> **Task details**: Go through the entries below and collect each line with the string "JSON" in it.

> **Supplied records**:
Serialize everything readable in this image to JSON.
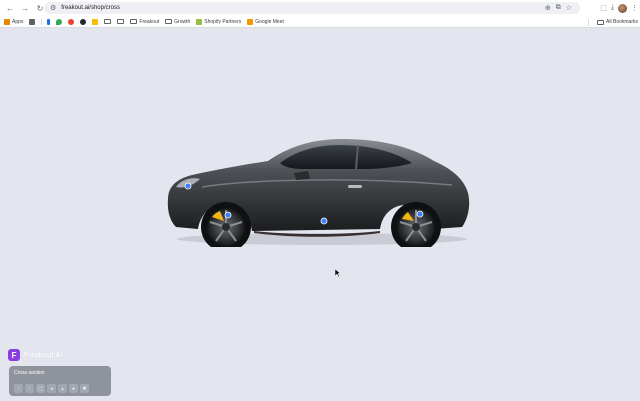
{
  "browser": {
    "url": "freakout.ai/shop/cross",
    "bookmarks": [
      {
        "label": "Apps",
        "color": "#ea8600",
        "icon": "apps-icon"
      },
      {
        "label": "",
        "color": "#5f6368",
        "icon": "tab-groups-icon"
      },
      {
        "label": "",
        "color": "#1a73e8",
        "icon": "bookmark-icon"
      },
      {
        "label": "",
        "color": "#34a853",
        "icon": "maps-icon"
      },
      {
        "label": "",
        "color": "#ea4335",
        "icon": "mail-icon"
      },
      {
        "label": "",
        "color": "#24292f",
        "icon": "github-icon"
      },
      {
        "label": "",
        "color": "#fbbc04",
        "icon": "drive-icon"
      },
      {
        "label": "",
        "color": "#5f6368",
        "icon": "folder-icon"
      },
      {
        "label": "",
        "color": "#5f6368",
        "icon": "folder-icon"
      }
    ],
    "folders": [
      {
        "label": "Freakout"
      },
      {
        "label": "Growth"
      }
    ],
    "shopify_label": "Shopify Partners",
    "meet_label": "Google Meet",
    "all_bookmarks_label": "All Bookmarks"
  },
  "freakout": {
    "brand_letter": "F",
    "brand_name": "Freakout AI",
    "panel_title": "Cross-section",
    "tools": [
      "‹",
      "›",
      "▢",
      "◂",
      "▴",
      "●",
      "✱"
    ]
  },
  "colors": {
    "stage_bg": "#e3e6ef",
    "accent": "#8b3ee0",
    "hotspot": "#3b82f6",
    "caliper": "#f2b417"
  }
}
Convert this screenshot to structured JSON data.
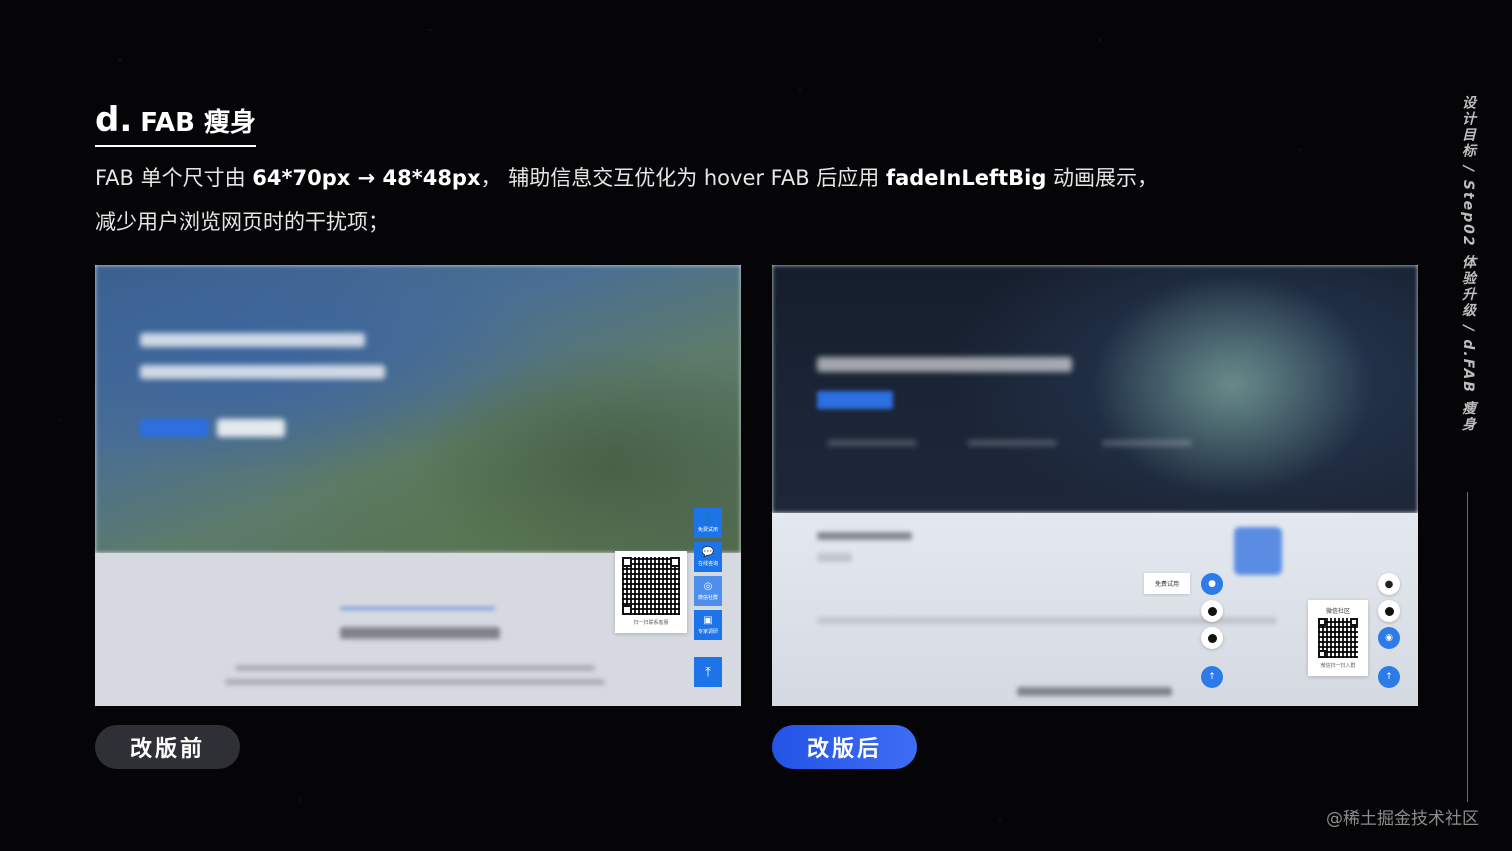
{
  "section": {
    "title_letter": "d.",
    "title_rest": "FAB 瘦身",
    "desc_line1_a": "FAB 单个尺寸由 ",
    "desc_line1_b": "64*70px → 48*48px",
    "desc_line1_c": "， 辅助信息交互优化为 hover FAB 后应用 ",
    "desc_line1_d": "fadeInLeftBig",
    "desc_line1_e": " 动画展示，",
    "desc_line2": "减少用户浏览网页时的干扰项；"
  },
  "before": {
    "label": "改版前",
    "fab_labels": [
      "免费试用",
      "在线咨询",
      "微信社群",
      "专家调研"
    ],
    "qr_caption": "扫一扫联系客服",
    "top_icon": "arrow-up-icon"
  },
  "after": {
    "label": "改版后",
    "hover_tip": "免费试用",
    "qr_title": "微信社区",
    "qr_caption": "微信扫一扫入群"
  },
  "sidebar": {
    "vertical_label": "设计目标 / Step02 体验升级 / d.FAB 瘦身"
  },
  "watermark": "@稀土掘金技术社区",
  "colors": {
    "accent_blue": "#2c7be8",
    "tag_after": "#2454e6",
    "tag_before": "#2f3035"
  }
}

> **Exercise response**:
Serialize everything readable in this image to JSON.
Convert this screenshot to structured JSON data.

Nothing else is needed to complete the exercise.